What to produce = Write out the entries again exactly as they are given.

Saved entries
= = = =

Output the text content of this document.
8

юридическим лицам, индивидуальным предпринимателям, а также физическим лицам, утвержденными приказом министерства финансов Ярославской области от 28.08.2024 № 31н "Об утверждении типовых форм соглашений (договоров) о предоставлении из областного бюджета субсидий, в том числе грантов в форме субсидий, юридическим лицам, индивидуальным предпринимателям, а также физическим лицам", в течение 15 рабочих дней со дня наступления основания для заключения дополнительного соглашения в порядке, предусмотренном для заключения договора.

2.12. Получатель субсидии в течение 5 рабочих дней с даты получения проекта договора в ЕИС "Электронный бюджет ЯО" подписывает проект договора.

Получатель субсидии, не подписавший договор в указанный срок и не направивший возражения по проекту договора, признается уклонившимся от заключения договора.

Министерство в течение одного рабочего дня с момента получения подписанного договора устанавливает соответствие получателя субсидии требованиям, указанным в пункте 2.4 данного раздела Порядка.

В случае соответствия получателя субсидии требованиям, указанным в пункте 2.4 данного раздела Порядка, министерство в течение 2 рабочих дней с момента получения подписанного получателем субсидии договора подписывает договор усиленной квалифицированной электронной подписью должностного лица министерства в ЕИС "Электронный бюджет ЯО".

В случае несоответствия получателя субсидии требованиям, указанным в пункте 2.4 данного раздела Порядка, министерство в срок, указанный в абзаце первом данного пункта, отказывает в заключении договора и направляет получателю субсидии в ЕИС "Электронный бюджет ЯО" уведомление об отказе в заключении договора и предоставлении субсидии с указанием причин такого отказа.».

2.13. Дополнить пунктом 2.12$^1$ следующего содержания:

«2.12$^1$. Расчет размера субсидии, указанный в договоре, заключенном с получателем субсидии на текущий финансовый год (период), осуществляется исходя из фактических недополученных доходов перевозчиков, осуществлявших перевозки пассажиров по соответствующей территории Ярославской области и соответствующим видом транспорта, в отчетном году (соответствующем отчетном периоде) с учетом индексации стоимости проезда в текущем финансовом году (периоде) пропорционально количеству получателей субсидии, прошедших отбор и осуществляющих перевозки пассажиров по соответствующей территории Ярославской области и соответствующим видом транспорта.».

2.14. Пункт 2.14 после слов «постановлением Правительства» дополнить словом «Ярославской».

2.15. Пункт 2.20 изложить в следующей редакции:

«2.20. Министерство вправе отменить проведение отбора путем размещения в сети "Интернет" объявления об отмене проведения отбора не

= = = =

The reply =
Output the text content of this document.
8

юридическим лицам, индивидуальным предпринимателям, а также физическим лицам, утвержденными приказом министерства финансов Ярославской области от 28.08.2024 № 31н "Об утверждении типовых форм соглашений (договоров) о предоставлении из областного бюджета субсидий, в том числе грантов в форме субсидий, юридическим лицам, индивидуальным предпринимателям, а также физическим лицам", в течение 15 рабочих дней со дня наступления основания для заключения дополнительного соглашения в порядке, предусмотренном для заключения договора.

2.12. Получатель субсидии в течение 5 рабочих дней с даты получения проекта договора в ЕИС "Электронный бюджет ЯО" подписывает проект договора.

Получатель субсидии, не подписавший договор в указанный срок и не направивший возражения по проекту договора, признается уклонившимся от заключения договора.

Министерство в течение одного рабочего дня с момента получения подписанного договора устанавливает соответствие получателя субсидии требованиям, указанным в пункте 2.4 данного раздела Порядка.

В случае соответствия получателя субсидии требованиям, указанным в пункте 2.4 данного раздела Порядка, министерство в течение 2 рабочих дней с момента получения подписанного получателем субсидии договора подписывает договор усиленной квалифицированной электронной подписью должностного лица министерства в ЕИС "Электронный бюджет ЯО".

В случае несоответствия получателя субсидии требованиям, указанным в пункте 2.4 данного раздела Порядка, министерство в срок, указанный в абзаце первом данного пункта, отказывает в заключении договора и направляет получателю субсидии в ЕИС "Электронный бюджет ЯО" уведомление об отказе в заключении договора и предоставлении субсидии с указанием причин такого отказа.».

2.13. Дополнить пунктом 2.12$^1$ следующего содержания:

«2.12$^1$. Расчет размера субсидии, указанный в договоре, заключенном с получателем субсидии на текущий финансовый год (период), осуществляется исходя из фактических недополученных доходов перевозчиков, осуществлявших перевозки пассажиров по соответствующей территории Ярославской области и соответствующим видом транспорта, в отчетном году (соответствующем отчетном периоде) с учетом индексации стоимости проезда в текущем финансовом году (периоде) пропорционально количеству получателей субсидии, прошедших отбор и осуществляющих перевозки пассажиров по соответствующей территории Ярославской области и соответствующим видом транспорта.».

2.14. Пункт 2.14 после слов «постановлением Правительства» дополнить словом «Ярославской».

2.15. Пункт 2.20 изложить в следующей редакции:

«2.20. Министерство вправе отменить проведение отбора путем размещения в сети "Интернет" объявления об отмене проведения отбора не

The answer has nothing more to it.